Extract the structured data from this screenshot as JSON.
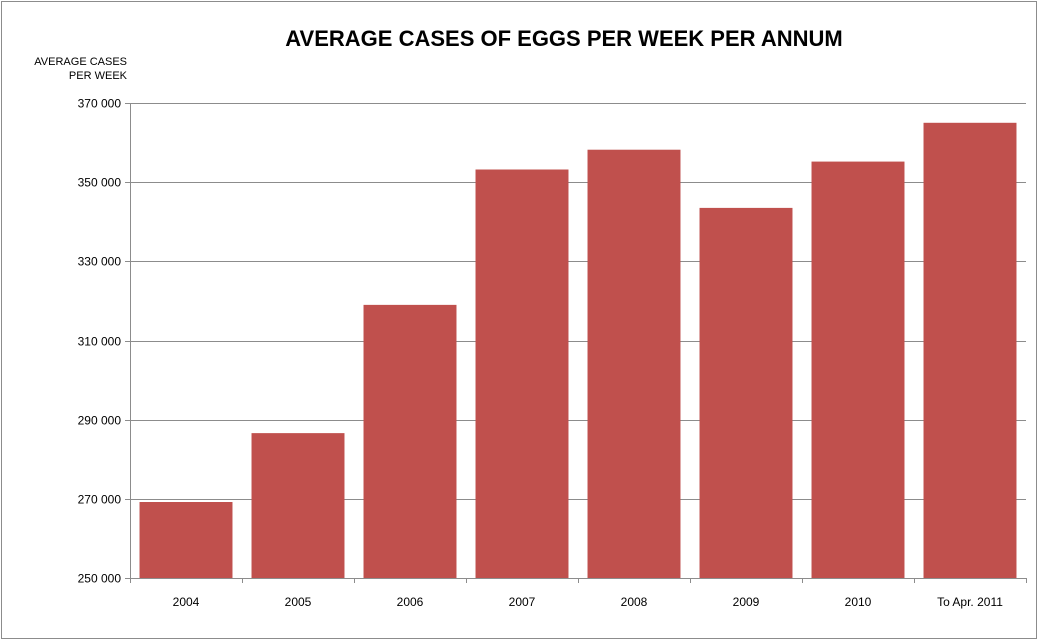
{
  "chart_data": {
    "type": "bar",
    "title": "AVERAGE CASES OF EGGS PER WEEK PER ANNUM",
    "ylabel_lines": [
      "AVERAGE CASES",
      "PER WEEK"
    ],
    "xlabel": "",
    "categories": [
      "2004",
      "2005",
      "2006",
      "2007",
      "2008",
      "2009",
      "2010",
      "To Apr. 2011"
    ],
    "values": [
      269200,
      286600,
      319000,
      353200,
      358200,
      343500,
      355200,
      365000
    ],
    "ylim": [
      250000,
      370000
    ],
    "yticks": [
      250000,
      270000,
      290000,
      310000,
      330000,
      350000,
      370000
    ],
    "ytick_labels": [
      "250 000",
      "270 000",
      "290 000",
      "310 000",
      "330 000",
      "350 000",
      "370 000"
    ],
    "bar_color": "#c0504d",
    "grid": true,
    "legend": "none"
  }
}
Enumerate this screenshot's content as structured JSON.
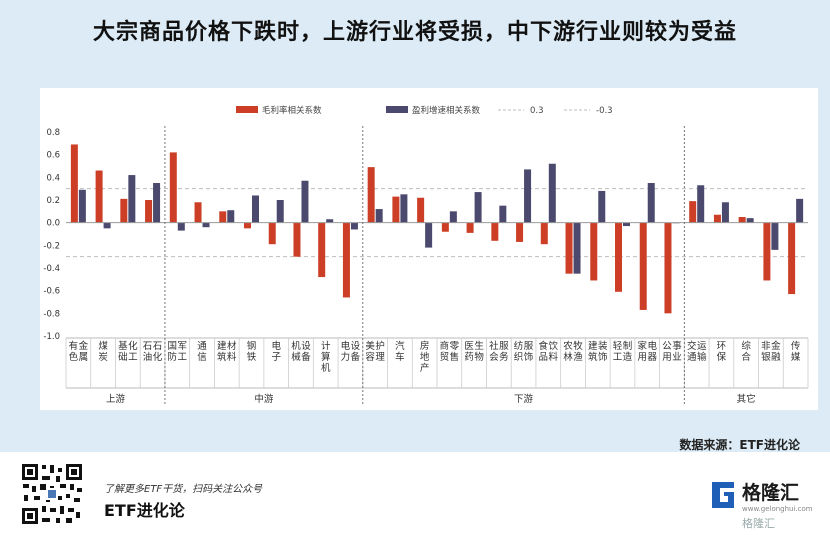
{
  "title": "大宗商品价格下跌时，上游行业将受损，中下游行业则较为受益",
  "source": "数据来源：ETF进化论",
  "footer": {
    "caption": "了解更多ETF干货，扫码关注公众号",
    "name": "ETF进化论"
  },
  "logo": {
    "name": "格隆汇",
    "sub": "www.gelonghui.com"
  },
  "watermark": "格隆汇",
  "colors": {
    "gross_margin": "#cc3f26",
    "profit_growth": "#4b4a6e",
    "ref_line": "#bdbdbd"
  },
  "chart_data": {
    "type": "bar",
    "ylim": [
      -1.0,
      0.8
    ],
    "yticks": [
      "0.8",
      "0.6",
      "0.4",
      "0.2",
      "0.0",
      "-0.2",
      "-0.4",
      "-0.6",
      "-0.8",
      "-1.0"
    ],
    "legend": [
      "毛利率相关系数",
      "盈利增速相关系数",
      "0.3",
      "-0.3"
    ],
    "ref_lines": [
      0.3,
      -0.3
    ],
    "categories": [
      "有色金属",
      "煤炭",
      "基础化工",
      "石油石化",
      "国防军工",
      "通信",
      "建筑材料",
      "钢铁",
      "电子",
      "机械设备",
      "计算机",
      "电力设备",
      "美容护理",
      "汽车",
      "房地产",
      "商贸零售",
      "医药生物",
      "社会服务",
      "纺织服饰",
      "食品饮料",
      "农林牧渔",
      "建筑装饰",
      "轻工制造",
      "家用电器",
      "公用事业",
      "交通运输",
      "环保",
      "综合",
      "非银金融",
      "传媒"
    ],
    "groups": [
      {
        "name": "上游",
        "start": 0,
        "end": 3
      },
      {
        "name": "中游",
        "start": 4,
        "end": 11
      },
      {
        "name": "下游",
        "start": 12,
        "end": 24
      },
      {
        "name": "其它",
        "start": 25,
        "end": 29
      }
    ],
    "series": [
      {
        "name": "毛利率相关系数",
        "values": [
          0.69,
          0.46,
          0.21,
          0.2,
          0.62,
          0.18,
          0.1,
          -0.05,
          -0.19,
          -0.3,
          -0.48,
          -0.66,
          0.49,
          0.23,
          0.22,
          -0.08,
          -0.09,
          -0.16,
          -0.17,
          -0.19,
          -0.45,
          -0.51,
          -0.61,
          -0.77,
          -0.8,
          0.19,
          0.07,
          0.05,
          -0.51,
          -0.63
        ]
      },
      {
        "name": "盈利增速相关系数",
        "values": [
          0.29,
          -0.05,
          0.42,
          0.35,
          -0.07,
          -0.04,
          0.11,
          0.24,
          0.2,
          0.37,
          0.03,
          -0.06,
          0.12,
          0.25,
          -0.22,
          0.1,
          0.27,
          0.15,
          0.47,
          0.52,
          -0.45,
          0.28,
          -0.03,
          0.35,
          0.0,
          0.33,
          0.18,
          0.04,
          -0.24,
          0.21
        ]
      }
    ]
  }
}
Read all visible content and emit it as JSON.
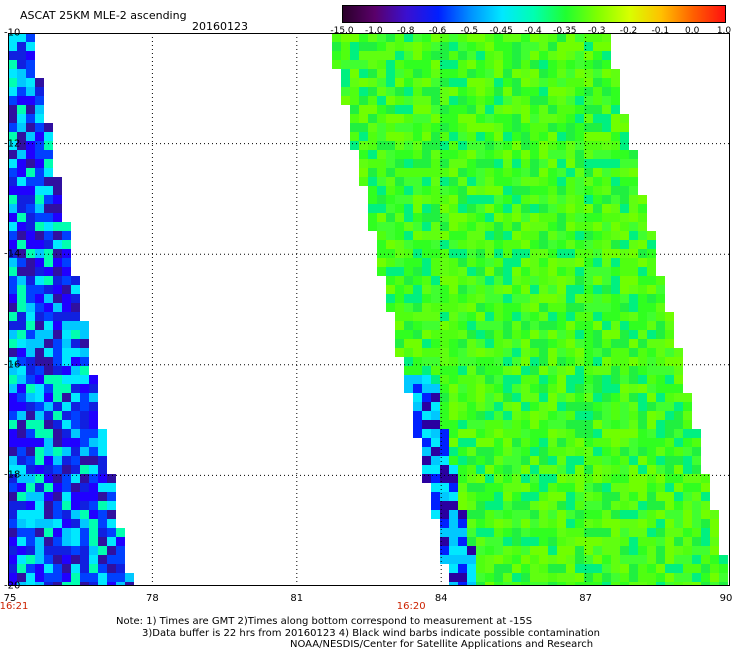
{
  "header": {
    "title": "ASCAT 25KM MLE-2 ascending",
    "date": "20160123"
  },
  "colorbar": {
    "labels": [
      "-15.0",
      "-1.0",
      "-0.8",
      "-0.6",
      "-0.5",
      "-0.45",
      "-0.4",
      "-0.35",
      "-0.3",
      "-0.2",
      "-0.1",
      "0.0",
      "1.0"
    ],
    "colors": [
      "#2a002a",
      "#5a006a",
      "#3a10d0",
      "#0020ff",
      "#0090ff",
      "#00e8ff",
      "#00ffb0",
      "#20ff30",
      "#80ff00",
      "#d8ff00",
      "#ffc000",
      "#ff6000",
      "#ff1010"
    ]
  },
  "map": {
    "x_ticks": [
      "75",
      "78",
      "81",
      "84",
      "87",
      "90"
    ],
    "y_ticks": [
      "-10",
      "-12",
      "-14",
      "-16",
      "-18",
      "-20"
    ],
    "time_labels": [
      {
        "text": "16:21",
        "lon": 75
      },
      {
        "text": "16:20",
        "lon": 84
      }
    ],
    "lon_range": [
      75,
      90
    ],
    "lat_range": [
      -20,
      -10
    ]
  },
  "footer": {
    "line1": "Note: 1) Times are GMT 2)Times along bottom correspond to measurement at -15S",
    "line2": "3)Data buffer is 22 hrs from 20160123 4) Black wind barbs indicate possible contamination",
    "line3": "NOAA/NESDIS/Center for Satellite Applications and Research"
  }
}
***
> SHORT EXERCISE
Ignore the images and quote every line of the listing exactly.

> TASK SOLUTION
Extract the structured data from this screenshot as JSON.
{
  "chart_data": {
    "type": "bar",
    "title": "AVERAGE CASES OF EGGS PER WEEK PER ANNUM",
    "ylabel_lines": [
      "AVERAGE CASES",
      "PER WEEK"
    ],
    "xlabel": "",
    "categories": [
      "2004",
      "2005",
      "2006",
      "2007",
      "2008",
      "2009",
      "2010",
      "To Apr. 2011"
    ],
    "values": [
      269200,
      286600,
      319000,
      353200,
      358200,
      343500,
      355200,
      365000
    ],
    "ylim": [
      250000,
      370000
    ],
    "yticks": [
      250000,
      270000,
      290000,
      310000,
      330000,
      350000,
      370000
    ],
    "ytick_labels": [
      "250 000",
      "270 000",
      "290 000",
      "310 000",
      "330 000",
      "350 000",
      "370 000"
    ],
    "bar_color": "#c0504d",
    "grid": true,
    "legend": "none"
  }
}
Enumerate this screenshot's content as structured JSON.
{
  "title": "大宗商品价格下跌时，上游行业将受损，中下游行业则较为受益",
  "source": "数据来源：ETF进化论",
  "footer": {
    "caption": "了解更多ETF干货，扫码关注公众号",
    "name": "ETF进化论"
  },
  "logo": {
    "name": "格隆汇",
    "sub": "www.gelonghui.com"
  },
  "watermark": "格隆汇",
  "colors": {
    "gross_margin": "#cc3f26",
    "profit_growth": "#4b4a6e",
    "ref_line": "#bdbdbd"
  },
  "chart_data": {
    "type": "bar",
    "ylim": [
      -1.0,
      0.8
    ],
    "yticks": [
      "0.8",
      "0.6",
      "0.4",
      "0.2",
      "0.0",
      "-0.2",
      "-0.4",
      "-0.6",
      "-0.8",
      "-1.0"
    ],
    "legend": [
      "毛利率相关系数",
      "盈利增速相关系数",
      "0.3",
      "-0.3"
    ],
    "ref_lines": [
      0.3,
      -0.3
    ],
    "categories": [
      "有色金属",
      "煤炭",
      "基础化工",
      "石油石化",
      "国防军工",
      "通信",
      "建筑材料",
      "钢铁",
      "电子",
      "机械设备",
      "计算机",
      "电力设备",
      "美容护理",
      "汽车",
      "房地产",
      "商贸零售",
      "医药生物",
      "社会服务",
      "纺织服饰",
      "食品饮料",
      "农林牧渔",
      "建筑装饰",
      "轻工制造",
      "家用电器",
      "公用事业",
      "交通运输",
      "环保",
      "综合",
      "非银金融",
      "传媒"
    ],
    "groups": [
      {
        "name": "上游",
        "start": 0,
        "end": 3
      },
      {
        "name": "中游",
        "start": 4,
        "end": 11
      },
      {
        "name": "下游",
        "start": 12,
        "end": 24
      },
      {
        "name": "其它",
        "start": 25,
        "end": 29
      }
    ],
    "series": [
      {
        "name": "毛利率相关系数",
        "values": [
          0.69,
          0.46,
          0.21,
          0.2,
          0.62,
          0.18,
          0.1,
          -0.05,
          -0.19,
          -0.3,
          -0.48,
          -0.66,
          0.49,
          0.23,
          0.22,
          -0.08,
          -0.09,
          -0.16,
          -0.17,
          -0.19,
          -0.45,
          -0.51,
          -0.61,
          -0.77,
          -0.8,
          0.19,
          0.07,
          0.05,
          -0.51,
          -0.63
        ]
      },
      {
        "name": "盈利增速相关系数",
        "values": [
          0.29,
          -0.05,
          0.42,
          0.35,
          -0.07,
          -0.04,
          0.11,
          0.24,
          0.2,
          0.37,
          0.03,
          -0.06,
          0.12,
          0.25,
          -0.22,
          0.1,
          0.27,
          0.15,
          0.47,
          0.52,
          -0.45,
          0.28,
          -0.03,
          0.35,
          0.0,
          0.33,
          0.18,
          0.04,
          -0.24,
          0.21
        ]
      }
    ]
  }
}
Read all visible content and emit it as JSON.
{
  "header": {
    "title": "ASCAT 25KM MLE-2 ascending",
    "date": "20160123"
  },
  "colorbar": {
    "labels": [
      "-15.0",
      "-1.0",
      "-0.8",
      "-0.6",
      "-0.5",
      "-0.45",
      "-0.4",
      "-0.35",
      "-0.3",
      "-0.2",
      "-0.1",
      "0.0",
      "1.0"
    ],
    "colors": [
      "#2a002a",
      "#5a006a",
      "#3a10d0",
      "#0020ff",
      "#0090ff",
      "#00e8ff",
      "#00ffb0",
      "#20ff30",
      "#80ff00",
      "#d8ff00",
      "#ffc000",
      "#ff6000",
      "#ff1010"
    ]
  },
  "map": {
    "x_ticks": [
      "75",
      "78",
      "81",
      "84",
      "87",
      "90"
    ],
    "y_ticks": [
      "-10",
      "-12",
      "-14",
      "-16",
      "-18",
      "-20"
    ],
    "time_labels": [
      {
        "text": "16:21",
        "lon": 75
      },
      {
        "text": "16:20",
        "lon": 84
      }
    ],
    "lon_range": [
      75,
      90
    ],
    "lat_range": [
      -20,
      -10
    ]
  },
  "footer": {
    "line1": "Note: 1) Times are GMT 2)Times along bottom correspond to measurement at -15S",
    "line2": "3)Data buffer is 22 hrs from 20160123 4) Black wind barbs indicate possible contamination",
    "line3": "NOAA/NESDIS/Center for Satellite Applications and Research"
  }
}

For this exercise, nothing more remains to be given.